▸ Quoted passage
"""
William Dalrymple, Bloomsbury, London, 2019

Here is a doorstopper of a tome for the lingering period of hibernation, a year and counting. All 522 pages provide ample literary support for long-term homebound inmates. The alternative and or follow-up literary immersion out in November 2020 is 'The Presidential Memoirs', Barack Obama's 'Promised Land'. He offers the tenacious reader 768 pages in Volume 1 alone. Wordsmiths of two different genres; yet both write with the stature of an artist. 'The Anarchy' was listed by Obama as one of his Top Ten Recommended Books of 2019.

To mind come the encapsulating words of the thirteenth century Italian Saint Francis Assisi:

'He who works with his hands is a labourer.

He who works with his hands and his head is a craftsman.

He who works with his hands, head and his heart is an artist.'

'In Praise for William Dalrymple', Maya Jasanoff, historian at Harvard University declares: "Dalrymple researches like a historian, thinks like an anthropologist and writes like a novelist." An unstoppable researcher, a master storyteller and the most ambitious of his prolific literary repertoire, the 'End pages' alone make for riveting reading. 'The Anarchy' was six years in the making. Page 399 starts with seven pages of the Glossary. Then Notes taken from the following sources: British Library, Calendar of Persian Correspondence, India Office Records, National Archives of India and Oriental and India Office Collections take up sixty pages.

This Note appears in reference to the fierce battle of Srirangapatnam in 1799 where the 'Tiger of Mysore' Tipu Sultan's forces were wiped out by the East India Company's (EIC) army, the 'Tiger of Mysore' killed and in a victorious motion; we are told: "Ladies and gentleman', said Lord Wellesley, raising a glass, when the news of Tipu's death was brought to him, 'I drink to the corpse of India." The final chapter (The Corpse of India) is an expansive, gripping and vivid narrative of the encroaching tactics and political machinations of the EIC and its fast expanding military might. Thoroughly engaging, the details of the battle and the bounteous booty make for a most engaging account of a singular military encounter. The Bibliography alone covers twenty-nine pages.
"""
▸ Records provided
"""
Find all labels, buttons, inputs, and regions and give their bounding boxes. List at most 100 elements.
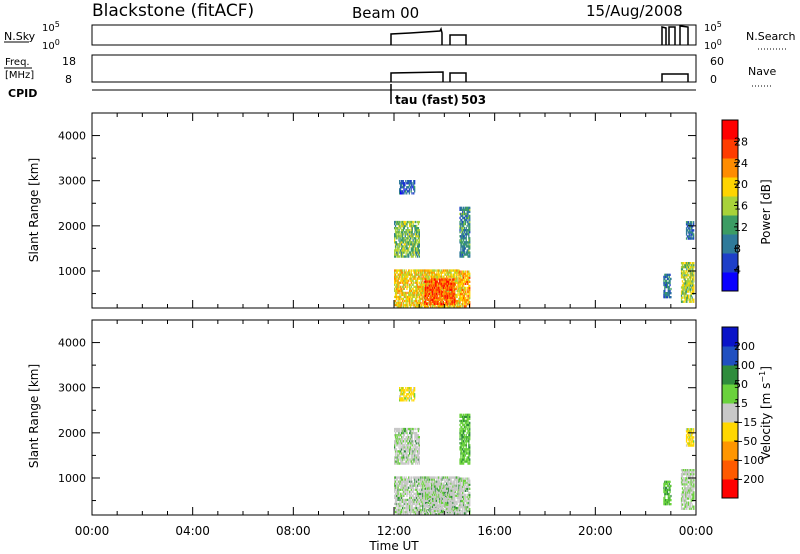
data-cell xyxy=(680,479,683,482)
data-cell xyxy=(401,448,403,451)
data-cell xyxy=(459,434,461,437)
data-cell xyxy=(421,303,423,307)
data-cell xyxy=(463,288,466,292)
data-cell xyxy=(420,476,422,479)
data-cell xyxy=(693,266,695,269)
data-cell xyxy=(411,291,413,295)
data-cell xyxy=(403,251,405,254)
data-cell xyxy=(668,279,670,283)
data-cell xyxy=(449,299,451,303)
data-cell xyxy=(394,303,396,307)
data-cell xyxy=(413,450,415,453)
data-cell xyxy=(424,271,427,274)
data-cell xyxy=(395,303,398,307)
data-cell xyxy=(669,484,671,488)
data-cell xyxy=(405,454,407,457)
data-cell xyxy=(413,186,415,189)
data-cell xyxy=(421,306,423,309)
data-cell xyxy=(394,480,397,483)
data-cell xyxy=(414,393,416,396)
data-cell xyxy=(409,239,411,242)
data-cell xyxy=(443,489,445,492)
data-cell xyxy=(404,438,406,441)
data-cell xyxy=(465,229,467,232)
data-cell xyxy=(460,458,462,461)
data-cell xyxy=(408,498,410,502)
data-cell xyxy=(427,279,429,282)
data-cell xyxy=(468,239,470,242)
data-cell xyxy=(420,281,422,284)
data-cell xyxy=(394,476,396,479)
data-cell xyxy=(398,442,400,445)
data-cell xyxy=(667,287,669,291)
data-cell xyxy=(406,456,408,459)
data-cell xyxy=(440,298,443,301)
data-cell xyxy=(460,241,462,244)
data-cell xyxy=(434,282,437,285)
power-x-ticks xyxy=(91,113,697,308)
data-cell xyxy=(687,272,689,275)
data-cell xyxy=(399,299,401,303)
data-cell xyxy=(426,503,429,506)
data-cell xyxy=(459,206,461,209)
data-cell xyxy=(409,229,411,232)
data-cell xyxy=(410,393,412,396)
data-cell xyxy=(465,434,467,437)
data-cell xyxy=(416,299,418,303)
data-cell xyxy=(455,480,457,483)
data-cell xyxy=(681,493,684,496)
data-cell xyxy=(684,292,686,295)
data-cell xyxy=(464,427,466,431)
data-cell xyxy=(394,427,396,431)
data-cell xyxy=(690,231,692,234)
data-cell xyxy=(417,442,420,445)
freq-tick-bottom: 8 xyxy=(65,73,72,86)
data-cell xyxy=(463,233,465,236)
data-cell xyxy=(663,499,665,502)
data-cell xyxy=(417,299,420,303)
data-cell xyxy=(422,271,424,274)
data-cell xyxy=(412,431,414,435)
data-cell xyxy=(457,281,459,284)
data-cell xyxy=(463,485,465,488)
data-cell xyxy=(403,450,405,453)
data-cell xyxy=(399,291,401,295)
data-cell xyxy=(409,243,411,246)
data-cell xyxy=(464,415,466,418)
data-cell xyxy=(683,264,685,267)
data-cell xyxy=(404,442,406,445)
data-cell xyxy=(406,399,408,402)
data-cell xyxy=(396,283,398,286)
data-cell xyxy=(397,496,399,499)
data-cell xyxy=(416,456,419,459)
data-cell xyxy=(438,495,440,498)
data-cell xyxy=(462,251,464,254)
data-cell xyxy=(468,477,470,480)
data-cell xyxy=(468,284,470,288)
data-cell xyxy=(397,253,399,256)
data-cell xyxy=(406,480,408,483)
data-cell xyxy=(466,487,468,490)
data-cell xyxy=(422,484,424,487)
data-cell xyxy=(420,498,422,502)
data-cell xyxy=(427,275,429,278)
data-cell xyxy=(688,233,690,236)
data-cell xyxy=(432,275,435,278)
data-cell xyxy=(401,397,403,400)
data-cell xyxy=(394,255,396,258)
data-cell xyxy=(414,245,416,248)
data-cell xyxy=(404,506,406,510)
data-cell xyxy=(428,292,430,295)
colorbar-swatch xyxy=(722,139,738,159)
data-cell xyxy=(466,231,468,234)
data-cell xyxy=(414,180,416,183)
data-cell xyxy=(416,436,419,439)
data-cell xyxy=(663,482,665,485)
data-cell xyxy=(467,485,469,488)
data-cell xyxy=(463,442,466,445)
data-cell xyxy=(401,182,403,185)
data-cell xyxy=(408,184,410,187)
data-cell xyxy=(403,498,405,502)
data-cell xyxy=(685,231,688,234)
data-cell xyxy=(401,269,404,272)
"""
▸ What you need to do
1. Summarize the piece on 'The Anarchy' in three sentences.
2. In the records, replace "power-x-ticks" with "power-y-ticks" and write out only the lines that begin at the line containing "data-cell xyxy=(680,479,683,482)" and stop after the line containing "data-cell xyxy=(464,427,466,431)".
The text and the records were taken from unrelated sources.

▸ The responses
1. William Dalrymple's 'The Anarchy', published by Bloomsbury in 2019, runs to 522 pages and was listed by Obama as one of his Top Ten Recommended Books of 2019. Historian Maya Jasanoff says Dalrymple "researches like a historian, thinks like an anthropologist and writes like a novelist." The book was six years in the making, with sixty pages of Notes and a twenty-nine-page Bibliography, and its final chapter, The Corpse of India, is a vivid narrative of the East India Company's encroaching tactics, political machinations and fast-expanding military might.

2.
data-cell xyxy=(680,479,683,482)
data-cell xyxy=(401,448,403,451)
data-cell xyxy=(459,434,461,437)
data-cell xyxy=(421,303,423,307)
data-cell xyxy=(463,288,466,292)
data-cell xyxy=(420,476,422,479)
data-cell xyxy=(693,266,695,269)
data-cell xyxy=(411,291,413,295)
data-cell xyxy=(403,251,405,254)
data-cell xyxy=(668,279,670,283)
data-cell xyxy=(449,299,451,303)
data-cell xyxy=(394,303,396,307)
data-cell xyxy=(413,450,415,453)
data-cell xyxy=(424,271,427,274)
data-cell xyxy=(395,303,398,307)
data-cell xyxy=(669,484,671,488)
data-cell xyxy=(405,454,407,457)
data-cell xyxy=(413,186,415,189)
data-cell xyxy=(421,306,423,309)
data-cell xyxy=(394,480,397,483)
data-cell xyxy=(414,393,416,396)
data-cell xyxy=(409,239,411,242)
data-cell xyxy=(443,489,445,492)
data-cell xyxy=(404,438,406,441)
data-cell xyxy=(465,229,467,232)
data-cell xyxy=(460,458,462,461)
data-cell xyxy=(408,498,410,502)
data-cell xyxy=(427,279,429,282)
data-cell xyxy=(468,239,470,242)
data-cell xyxy=(420,281,422,284)
data-cell xyxy=(394,476,396,479)
data-cell xyxy=(398,442,400,445)
data-cell xyxy=(667,287,669,291)
data-cell xyxy=(406,456,408,459)
data-cell xyxy=(440,298,443,301)
data-cell xyxy=(460,241,462,244)
data-cell xyxy=(434,282,437,285)
power-y-ticks xyxy=(91,113,697,308)
data-cell xyxy=(687,272,689,275)
data-cell xyxy=(399,299,401,303)
data-cell xyxy=(426,503,429,506)
data-cell xyxy=(459,206,461,209)
data-cell xyxy=(409,229,411,232)
data-cell xyxy=(410,393,412,396)
data-cell xyxy=(465,434,467,437)
data-cell xyxy=(416,299,418,303)
data-cell xyxy=(455,480,457,483)
data-cell xyxy=(681,493,684,496)
data-cell xyxy=(684,292,686,295)
data-cell xyxy=(464,427,466,431)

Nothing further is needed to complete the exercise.